**Set problem:** Could you write out every entry exactly as it stands?

**Given data:**
....................
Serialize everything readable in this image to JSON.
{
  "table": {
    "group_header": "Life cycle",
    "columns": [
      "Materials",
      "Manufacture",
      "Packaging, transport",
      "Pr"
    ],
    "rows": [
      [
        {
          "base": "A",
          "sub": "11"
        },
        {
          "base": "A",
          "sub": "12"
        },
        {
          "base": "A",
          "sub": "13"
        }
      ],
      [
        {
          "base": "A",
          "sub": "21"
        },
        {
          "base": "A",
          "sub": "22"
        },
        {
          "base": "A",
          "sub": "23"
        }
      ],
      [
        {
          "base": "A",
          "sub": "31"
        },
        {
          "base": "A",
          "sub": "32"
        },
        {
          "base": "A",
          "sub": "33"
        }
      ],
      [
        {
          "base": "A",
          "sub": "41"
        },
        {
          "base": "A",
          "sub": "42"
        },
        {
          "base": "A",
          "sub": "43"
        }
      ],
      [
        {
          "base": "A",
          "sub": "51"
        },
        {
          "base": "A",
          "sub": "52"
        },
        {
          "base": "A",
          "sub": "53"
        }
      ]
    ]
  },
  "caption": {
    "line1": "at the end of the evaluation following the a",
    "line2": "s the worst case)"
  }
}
....................
**Reply:**
Serialize everything readable in this image to JSON.
{
  "table": {
    "group_header": "Life cycle",
    "columns": [
      "Materials",
      "Manufacture",
      "Packaging, transport",
      "Pr"
    ],
    "rows": [
      [
        {
          "base": "A",
          "sub": "11"
        },
        {
          "base": "A",
          "sub": "12"
        },
        {
          "base": "A",
          "sub": "13"
        }
      ],
      [
        {
          "base": "A",
          "sub": "21"
        },
        {
          "base": "A",
          "sub": "22"
        },
        {
          "base": "A",
          "sub": "23"
        }
      ],
      [
        {
          "base": "A",
          "sub": "31"
        },
        {
          "base": "A",
          "sub": "32"
        },
        {
          "base": "A",
          "sub": "33"
        }
      ],
      [
        {
          "base": "A",
          "sub": "41"
        },
        {
          "base": "A",
          "sub": "42"
        },
        {
          "base": "A",
          "sub": "43"
        }
      ],
      [
        {
          "base": "A",
          "sub": "51"
        },
        {
          "base": "A",
          "sub": "52"
        },
        {
          "base": "A",
          "sub": "53"
        }
      ]
    ]
  },
  "caption": {
    "line1": "at the end of the evaluation following the a",
    "line2": "s the worst case)"
  }
}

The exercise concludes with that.